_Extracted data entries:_
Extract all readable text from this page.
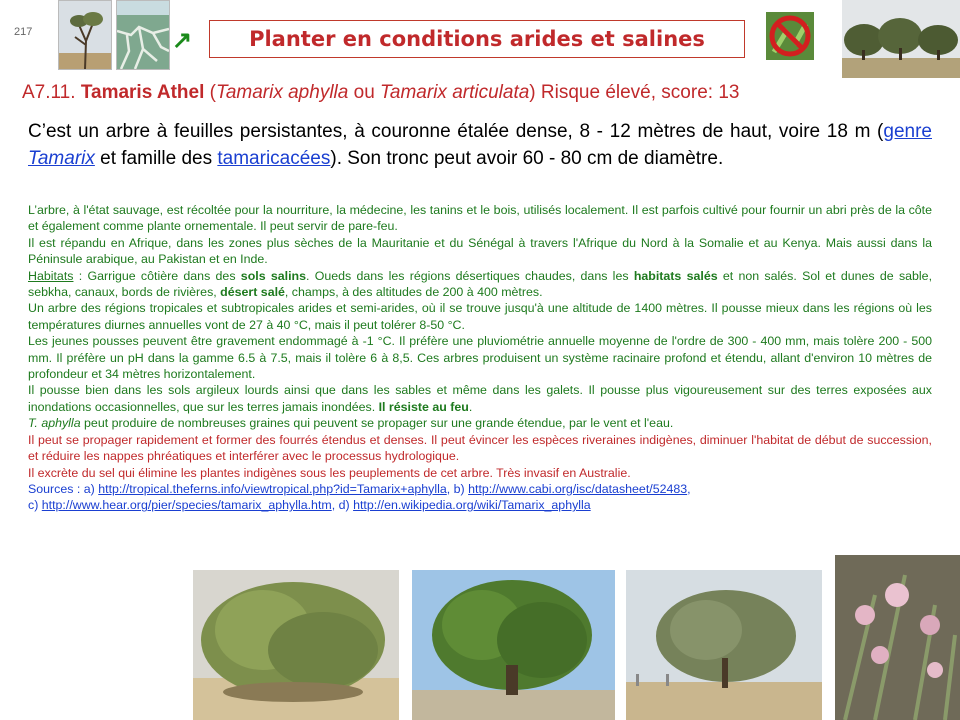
217	↗	Planter en conditions arides et salines
A7.11. Tamaris Athel (Tamarix aphylla ou Tamarix articulata) Risque élevé, score: 13
C’est un arbre à feuilles persistantes, à couronne étalée dense, 8 - 12 mètres de haut, voire 18 m (genre Tamarix et famille des tamaricacées). Son tronc peut avoir 60 - 80 cm de diamètre.

L’arbre, à l'état sauvage, est récoltée pour la nourriture, la médecine, les tanins et le bois, utilisés localement. Il est parfois cultivé pour fournir un abri près de la côte et également comme plante ornementale. Il peut servir de pare-feu.

Il est répandu en Afrique, dans les zones plus sèches de la Mauritanie et du Sénégal à travers l'Afrique du Nord à la Somalie et au Kenya. Mais aussi dans la Péninsule arabique, au Pakistan et en Inde.

Habitats : Garrigue côtière dans des sols salins. Oueds dans les régions désertiques chaudes, dans les habitats salés et non salés. Sol et dunes de sable, sebkha, canaux, bords de rivières, désert salé, champs, à des altitudes de 200 à 400 mètres.

Un arbre des régions tropicales et subtropicales arides et semi-arides, où il se trouve jusqu'à une altitude de 1400 mètres. Il pousse mieux dans les régions où les températures diurnes annuelles vont de 27 à 40 °C, mais il peut tolérer 8-50 °C.

Les jeunes pousses peuvent être gravement endommagé à -1 °C. Il préfère une pluviométrie annuelle moyenne de l'ordre de 300 - 400 mm, mais tolère 200 - 500 mm. Il préfère un pH dans la gamme 6.5 à 7.5, mais il tolère 6 à 8,5. Ces arbres produisent un système racinaire profond et étendu, allant d'environ 10 mètres de profondeur et 34 mètres horizontalement.

Il pousse bien dans les sols argileux lourds ainsi que dans les sables et même dans les galets. Il pousse plus vigoureusement sur des terres exposées aux inondations occasionnelles, que sur les terres jamais inondées. Il résiste au feu.

T. aphylla peut produire de nombreuses graines qui peuvent se propager sur une grande étendue, par le vent et l'eau.

Il peut se propager rapidement et former des fourrés étendus et denses. Il peut évincer les espèces riveraines indigènes, diminuer l'habitat de début de succession, et réduire les nappes phréatiques et interférer avec le processus hydrologique.

Il excrète du sel qui élimine les plantes indigènes sous les peuplements de cet arbre. Très invasif en Australie.

Sources : a) http://tropical.theferns.info/viewtropical.php?id=Tamarix+aphylla, b) http://www.cabi.org/isc/datasheet/52483,

c) http://www.hear.org/pier/species/tamarix_aphylla.htm, d) http://en.wikipedia.org/wiki/Tamarix_aphylla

_Written problem:_
Quote every entry exactly, with the pictures omitted.

_Result of the task:_
Extract all readable text from this page.
217	↗	Planter en conditions arides et salines
A7.11. Tamaris Athel (Tamarix aphylla ou Tamarix articulata) Risque élevé, score: 13
C’est un arbre à feuilles persistantes, à couronne étalée dense, 8 - 12 mètres de haut, voire 18 m (genre Tamarix et famille des tamaricacées). Son tronc peut avoir 60 - 80 cm de diamètre.

L’arbre, à l'état sauvage, est récoltée pour la nourriture, la médecine, les tanins et le bois, utilisés localement. Il est parfois cultivé pour fournir un abri près de la côte et également comme plante ornementale. Il peut servir de pare-feu.

Il est répandu en Afrique, dans les zones plus sèches de la Mauritanie et du Sénégal à travers l'Afrique du Nord à la Somalie et au Kenya. Mais aussi dans la Péninsule arabique, au Pakistan et en Inde.

Habitats : Garrigue côtière dans des sols salins. Oueds dans les régions désertiques chaudes, dans les habitats salés et non salés. Sol et dunes de sable, sebkha, canaux, bords de rivières, désert salé, champs, à des altitudes de 200 à 400 mètres.

Un arbre des régions tropicales et subtropicales arides et semi-arides, où il se trouve jusqu'à une altitude de 1400 mètres. Il pousse mieux dans les régions où les températures diurnes annuelles vont de 27 à 40 °C, mais il peut tolérer 8-50 °C.

Les jeunes pousses peuvent être gravement endommagé à -1 °C. Il préfère une pluviométrie annuelle moyenne de l'ordre de 300 - 400 mm, mais tolère 200 - 500 mm. Il préfère un pH dans la gamme 6.5 à 7.5, mais il tolère 6 à 8,5. Ces arbres produisent un système racinaire profond et étendu, allant d'environ 10 mètres de profondeur et 34 mètres horizontalement.

Il pousse bien dans les sols argileux lourds ainsi que dans les sables et même dans les galets. Il pousse plus vigoureusement sur des terres exposées aux inondations occasionnelles, que sur les terres jamais inondées. Il résiste au feu.

T. aphylla peut produire de nombreuses graines qui peuvent se propager sur une grande étendue, par le vent et l'eau.

Il peut se propager rapidement et former des fourrés étendus et denses. Il peut évincer les espèces riveraines indigènes, diminuer l'habitat de début de succession, et réduire les nappes phréatiques et interférer avec le processus hydrologique.

Il excrète du sel qui élimine les plantes indigènes sous les peuplements de cet arbre. Très invasif en Australie.

Sources : a) http://tropical.theferns.info/viewtropical.php?id=Tamarix+aphylla, b) http://www.cabi.org/isc/datasheet/52483,

c) http://www.hear.org/pier/species/tamarix_aphylla.htm, d) http://en.wikipedia.org/wiki/Tamarix_aphylla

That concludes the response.